## EXERCISE
Arrange every line of the data below as a numbered list, leaving out blank lines and any pictures.

## MATERIAL FOR THIS EXERCISE
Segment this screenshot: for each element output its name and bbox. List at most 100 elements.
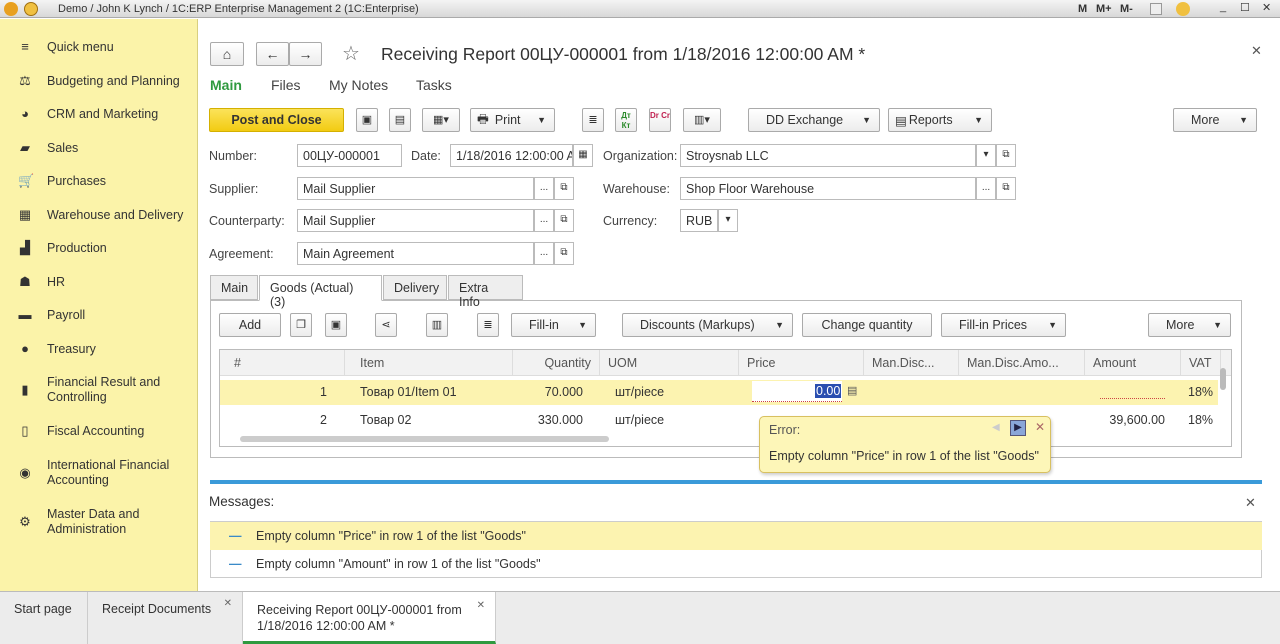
memory-mminus-icon[interactable]: M- xyxy=(1120,3,1133,15)
reports-button[interactable]: ▤ Reports ▼ xyxy=(888,108,992,132)
home-button[interactable]: ⌂ xyxy=(210,42,244,66)
nav-tab-main[interactable]: Main xyxy=(210,77,242,93)
sidebar-item-fiscal-accounting[interactable]: ▯ Fiscal Accounting xyxy=(0,424,196,456)
structure-icon[interactable]: ≣ xyxy=(582,108,604,132)
nav-tab-files[interactable]: Files xyxy=(271,77,301,93)
close-tab-icon[interactable]: ✕ xyxy=(224,598,232,609)
minimize-icon[interactable]: _ xyxy=(1220,1,1226,13)
back-button[interactable]: ← xyxy=(256,42,289,66)
agreement-select-icon[interactable]: ... xyxy=(534,242,554,265)
favorite-star-icon[interactable]: ☆ xyxy=(342,41,360,66)
panels-icon[interactable] xyxy=(1150,3,1162,15)
fill-in-prices-button[interactable]: Fill-in Prices ▼ xyxy=(941,313,1066,337)
tab-goods-actual-[interactable]: Goods (Actual) (3) xyxy=(259,275,382,309)
sidebar-item-quick-menu[interactable]: ≡ Quick menu xyxy=(0,40,196,72)
message-text[interactable]: Empty column "Price" in row 1 of the lis… xyxy=(256,522,526,550)
row-uom[interactable]: шт/piece xyxy=(607,382,737,402)
info-icon[interactable] xyxy=(1176,2,1190,16)
sidebar-item-international-financial-accounting[interactable]: ◉ International Financial Accounting xyxy=(0,458,196,490)
close-window-icon[interactable]: ✕ xyxy=(1262,1,1271,14)
column-header-quantity[interactable]: Quantity xyxy=(513,350,600,376)
row-quantity[interactable]: 330.000 xyxy=(513,410,591,430)
supplier-open-icon[interactable]: ⧉ xyxy=(554,177,574,200)
create-based-on-icon[interactable]: ▦▾ xyxy=(422,108,460,132)
attachments-icon[interactable]: ▥▾ xyxy=(683,108,721,132)
row-quantity[interactable]: 70.000 xyxy=(513,382,591,402)
counterparty-select-icon[interactable]: ... xyxy=(534,209,554,232)
row-uom[interactable]: шт/piece xyxy=(607,410,737,430)
supplier-field[interactable]: Mail Supplier xyxy=(297,177,534,200)
currency-dropdown-icon[interactable]: ▾ xyxy=(718,209,738,232)
column-header-man-disc-[interactable]: Man.Disc... xyxy=(864,350,959,376)
sidebar-item-crm-and-marketing[interactable]: ◕ CRM and Marketing xyxy=(0,107,196,139)
row-vat[interactable]: 18% xyxy=(1188,410,1218,430)
split-icon[interactable]: ⋖ xyxy=(375,313,397,337)
more-button[interactable]: More ▼ xyxy=(1173,108,1257,132)
counterparty-open-icon[interactable]: ⧉ xyxy=(554,209,574,232)
message-item[interactable]: — Empty column "Price" in row 1 of the li… xyxy=(210,522,1262,550)
row-vat[interactable]: 18% xyxy=(1188,382,1218,402)
sidebar-item-treasury[interactable]: ● Treasury xyxy=(0,342,196,374)
fill-icon[interactable]: ≣ xyxy=(477,313,499,337)
next-error-icon[interactable]: ▶ xyxy=(1010,420,1026,436)
tab-main[interactable]: Main xyxy=(210,275,258,300)
memory-m-icon[interactable]: M xyxy=(1078,3,1087,15)
column-header-amount[interactable]: Amount xyxy=(1085,350,1181,376)
main-menu-icon[interactable] xyxy=(24,2,38,16)
dd-exchange-button[interactable]: DD Exchange ▼ xyxy=(748,108,880,132)
sidebar-item-financial-result-and-controlling[interactable]: ▮ Financial Result and Controlling xyxy=(0,375,196,407)
calculator-icon[interactable]: ▤ xyxy=(847,384,857,397)
row-amount[interactable]: 39,600.00 xyxy=(1085,410,1173,430)
save-icon[interactable]: ▣ xyxy=(356,108,378,132)
column-header-price[interactable]: Price xyxy=(739,350,864,376)
close-tooltip-icon[interactable]: ✕ xyxy=(1035,420,1045,434)
organization-dropdown-icon[interactable]: ▾ xyxy=(976,144,996,167)
post-icon[interactable]: ▤ xyxy=(389,108,411,132)
tab-delivery[interactable]: Delivery xyxy=(383,275,447,300)
nav-tab-tasks[interactable]: Tasks xyxy=(416,77,452,93)
counterparty-field[interactable]: Mail Supplier xyxy=(297,209,534,232)
sidebar-item-purchases[interactable]: 🛒 Purchases xyxy=(0,174,196,206)
previous-error-icon[interactable]: ◀ xyxy=(992,422,1000,433)
print-button[interactable]: 🖶 Print ▼ xyxy=(470,108,555,132)
close-document-icon[interactable]: ✕ xyxy=(1251,43,1262,59)
warehouse-select-icon[interactable]: ... xyxy=(976,177,996,200)
bottom-tab-2[interactable]: Receiving Report 00ЦУ-000001 from 1/18/2… xyxy=(243,592,496,644)
copy-icon[interactable]: ❐ xyxy=(290,313,312,337)
tab-extra-info[interactable]: Extra Info xyxy=(448,275,523,309)
paste-icon[interactable]: ▣ xyxy=(325,313,347,337)
nav-tab-my-notes[interactable]: My Notes xyxy=(329,77,388,93)
memory-mplus-icon[interactable]: M+ xyxy=(1096,3,1112,15)
bottom-tab-1[interactable]: Receipt Documents ✕ xyxy=(88,592,243,644)
forward-button[interactable]: → xyxy=(289,42,322,66)
discounts-button[interactable]: Discounts (Markups) ▼ xyxy=(622,313,793,337)
row-item[interactable]: Товар 01/Item 01 xyxy=(352,382,512,402)
column-header-item[interactable]: Item xyxy=(345,350,513,376)
change-quantity-button[interactable]: Change quantity xyxy=(802,313,932,337)
number-field[interactable]: 00ЦУ-000001 xyxy=(297,144,402,167)
drcr-icon[interactable]: Dr Cr xyxy=(649,108,671,132)
horizontal-scrollbar[interactable] xyxy=(240,436,609,442)
messages-divider[interactable] xyxy=(210,480,1262,484)
fill-in-button[interactable]: Fill-in ▼ xyxy=(511,313,596,337)
dtkt-icon[interactable]: Дт Кт xyxy=(615,108,637,132)
supplier-select-icon[interactable]: ... xyxy=(534,177,554,200)
warehouse-field[interactable]: Shop Floor Warehouse xyxy=(680,177,976,200)
add-button[interactable]: Add xyxy=(219,313,281,337)
goods-more-button[interactable]: More ▼ xyxy=(1148,313,1231,337)
sidebar-item-sales[interactable]: ▰ Sales xyxy=(0,141,196,173)
column-header-number[interactable]: # xyxy=(220,350,345,376)
vertical-scrollbar[interactable] xyxy=(1220,368,1226,390)
sidebar-item-hr[interactable]: ☗ HR xyxy=(0,275,196,307)
message-text[interactable]: Empty column "Amount" in row 1 of the li… xyxy=(256,550,541,578)
price-input[interactable]: 0.00 xyxy=(815,384,842,398)
message-item[interactable]: — Empty column "Amount" in row 1 of the l… xyxy=(210,550,1262,578)
organization-open-icon[interactable]: ⧉ xyxy=(996,144,1016,167)
bottom-tab-0[interactable]: Start page xyxy=(0,592,88,644)
organization-field[interactable]: Stroysnab LLC xyxy=(680,144,976,167)
calendar-icon[interactable]: ▦ xyxy=(573,144,593,167)
sidebar-item-master-data-and-administration[interactable]: ⚙ Master Data and Administration xyxy=(0,507,196,539)
currency-field[interactable]: RUB xyxy=(680,209,718,232)
column-header-man-disc-amo-[interactable]: Man.Disc.Amo... xyxy=(959,350,1085,376)
agreement-open-icon[interactable]: ⧉ xyxy=(554,242,574,265)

## RESULT OF THE TASK
1. Segment this screenshot: for each element output its name and bbox. List at most 100 elements.
2. memory-mminus-icon[interactable]: M- xyxy=(1120,3,1133,15)
3. reports-button[interactable]: ▤ Reports ▼ xyxy=(888,108,992,132)
4. home-button[interactable]: ⌂ xyxy=(210,42,244,66)
5. nav-tab-main[interactable]: Main xyxy=(210,77,242,93)
6. sidebar-item-fiscal-accounting[interactable]: ▯ Fiscal Accounting xyxy=(0,424,196,456)
7. structure-icon[interactable]: ≣ xyxy=(582,108,604,132)
8. nav-tab-files[interactable]: Files xyxy=(271,77,301,93)
9. close-tab-icon[interactable]: ✕ xyxy=(224,598,232,609)
10. minimize-icon[interactable]: _ xyxy=(1220,1,1226,13)
11. back-button[interactable]: ← xyxy=(256,42,289,66)
12. agreement-select-icon[interactable]: ... xyxy=(534,242,554,265)
13. favorite-star-icon[interactable]: ☆ xyxy=(342,41,360,66)
14. panels-icon[interactable] xyxy=(1150,3,1162,15)
15. fill-in-prices-button[interactable]: Fill-in Prices ▼ xyxy=(941,313,1066,337)
16. tab-goods-actual-[interactable]: Goods (Actual) (3) xyxy=(259,275,382,309)
17. sidebar-item-quick-menu[interactable]: ≡ Quick menu xyxy=(0,40,196,72)
18. message-text[interactable]: Empty column "Price" in row 1 of the lis… xyxy=(256,522,526,550)
19. row-uom[interactable]: шт/piece xyxy=(607,382,737,402)
20. info-icon[interactable] xyxy=(1176,2,1190,16)
21. sidebar-item-international-financial-accounting[interactable]: ◉ International Financial Accounting xyxy=(0,458,196,490)
22. close-window-icon[interactable]: ✕ xyxy=(1262,1,1271,14)
23. column-header-quantity[interactable]: Quantity xyxy=(513,350,600,376)
24. row-quantity[interactable]: 330.000 xyxy=(513,410,591,430)
25. supplier-open-icon[interactable]: ⧉ xyxy=(554,177,574,200)
26. create-based-on-icon[interactable]: ▦▾ xyxy=(422,108,460,132)
27. attachments-icon[interactable]: ▥▾ xyxy=(683,108,721,132)
28. row-quantity[interactable]: 70.000 xyxy=(513,382,591,402)
29. counterparty-select-icon[interactable]: ... xyxy=(534,209,554,232)
30. row-uom[interactable]: шт/piece xyxy=(607,410,737,430)
31. supplier-field[interactable]: Mail Supplier xyxy=(297,177,534,200)
32. currency-dropdown-icon[interactable]: ▾ xyxy=(718,209,738,232)
33. column-header-man-disc-[interactable]: Man.Disc... xyxy=(864,350,959,376)
34. sidebar-item-crm-and-marketing[interactable]: ◕ CRM and Marketing xyxy=(0,107,196,139)
35. row-vat[interactable]: 18% xyxy=(1188,410,1218,430)
36. split-icon[interactable]: ⋖ xyxy=(375,313,397,337)
37. more-button[interactable]: More ▼ xyxy=(1173,108,1257,132)
38. counterparty-open-icon[interactable]: ⧉ xyxy=(554,209,574,232)
39. message-item[interactable]: — Empty column "Price" in row 1 of the li… xyxy=(210,522,1262,550)
40. row-vat[interactable]: 18% xyxy=(1188,382,1218,402)
41. sidebar-item-treasury[interactable]: ● Treasury xyxy=(0,342,196,374)
42. fill-icon[interactable]: ≣ xyxy=(477,313,499,337)
43. next-error-icon[interactable]: ▶ xyxy=(1010,420,1026,436)
44. tab-main[interactable]: Main xyxy=(210,275,258,300)
45. memory-m-icon[interactable]: M xyxy=(1078,3,1087,15)
46. column-header-amount[interactable]: Amount xyxy=(1085,350,1181,376)
47. main-menu-icon[interactable] xyxy=(24,2,38,16)
48. dd-exchange-button[interactable]: DD Exchange ▼ xyxy=(748,108,880,132)
49. sidebar-item-financial-result-and-controlling[interactable]: ▮ Financial Result and Controlling xyxy=(0,375,196,407)
50. calculator-icon[interactable]: ▤ xyxy=(847,384,857,397)
51. row-amount[interactable]: 39,600.00 xyxy=(1085,410,1173,430)
52. save-icon[interactable]: ▣ xyxy=(356,108,378,132)
53. column-header-price[interactable]: Price xyxy=(739,350,864,376)
54. close-tooltip-icon[interactable]: ✕ xyxy=(1035,420,1045,434)
55. organization-dropdown-icon[interactable]: ▾ xyxy=(976,144,996,167)
56. post-icon[interactable]: ▤ xyxy=(389,108,411,132)
57. tab-delivery[interactable]: Delivery xyxy=(383,275,447,300)
58. nav-tab-tasks[interactable]: Tasks xyxy=(416,77,452,93)
59. counterparty-field[interactable]: Mail Supplier xyxy=(297,209,534,232)
60. sidebar-item-purchases[interactable]: 🛒 Purchases xyxy=(0,174,196,206)
61. previous-error-icon[interactable]: ◀ xyxy=(992,422,1000,433)
62. print-button[interactable]: 🖶 Print ▼ xyxy=(470,108,555,132)
63. close-document-icon[interactable]: ✕ xyxy=(1251,43,1262,59)
64. warehouse-select-icon[interactable]: ... xyxy=(976,177,996,200)
65. bottom-tab-2[interactable]: Receiving Report 00ЦУ-000001 from 1/18/2… xyxy=(243,592,496,644)
66. copy-icon[interactable]: ❐ xyxy=(290,313,312,337)
67. tab-extra-info[interactable]: Extra Info xyxy=(448,275,523,309)
68. paste-icon[interactable]: ▣ xyxy=(325,313,347,337)
69. nav-tab-my-notes[interactable]: My Notes xyxy=(329,77,388,93)
70. memory-mplus-icon[interactable]: M+ xyxy=(1096,3,1112,15)
71. bottom-tab-1[interactable]: Receipt Documents ✕ xyxy=(88,592,243,644)
72. forward-button[interactable]: → xyxy=(289,42,322,66)
73. discounts-button[interactable]: Discounts (Markups) ▼ xyxy=(622,313,793,337)
74. row-item[interactable]: Товар 01/Item 01 xyxy=(352,382,512,402)
75. column-header-item[interactable]: Item xyxy=(345,350,513,376)
76. change-quantity-button[interactable]: Change quantity xyxy=(802,313,932,337)
77. number-field[interactable]: 00ЦУ-000001 xyxy=(297,144,402,167)
78. drcr-icon[interactable]: Dr Cr xyxy=(649,108,671,132)
79. horizontal-scrollbar[interactable] xyxy=(240,436,609,442)
80. messages-divider[interactable] xyxy=(210,480,1262,484)
81. fill-in-button[interactable]: Fill-in ▼ xyxy=(511,313,596,337)
82. dtkt-icon[interactable]: Дт Кт xyxy=(615,108,637,132)
83. supplier-select-icon[interactable]: ... xyxy=(534,177,554,200)
84. warehouse-field[interactable]: Shop Floor Warehouse xyxy=(680,177,976,200)
85. add-button[interactable]: Add xyxy=(219,313,281,337)
86. goods-more-button[interactable]: More ▼ xyxy=(1148,313,1231,337)
87. sidebar-item-sales[interactable]: ▰ Sales xyxy=(0,141,196,173)
88. column-header-number[interactable]: # xyxy=(220,350,345,376)
89. vertical-scrollbar[interactable] xyxy=(1220,368,1226,390)
90. sidebar-item-hr[interactable]: ☗ HR xyxy=(0,275,196,307)
91. message-text[interactable]: Empty column "Amount" in row 1 of the li… xyxy=(256,550,541,578)
92. price-input[interactable]: 0.00 xyxy=(815,384,842,398)
93. message-item[interactable]: — Empty column "Amount" in row 1 of the l… xyxy=(210,550,1262,578)
94. organization-open-icon[interactable]: ⧉ xyxy=(996,144,1016,167)
95. bottom-tab-0[interactable]: Start page xyxy=(0,592,88,644)
96. organization-field[interactable]: Stroysnab LLC xyxy=(680,144,976,167)
97. calendar-icon[interactable]: ▦ xyxy=(573,144,593,167)
98. sidebar-item-master-data-and-administration[interactable]: ⚙ Master Data and Administration xyxy=(0,507,196,539)
99. currency-field[interactable]: RUB xyxy=(680,209,718,232)
100. column-header-man-disc-amo-[interactable]: Man.Disc.Amo... xyxy=(959,350,1085,376)
101. agreement-open-icon[interactable]: ⧉ xyxy=(554,242,574,265)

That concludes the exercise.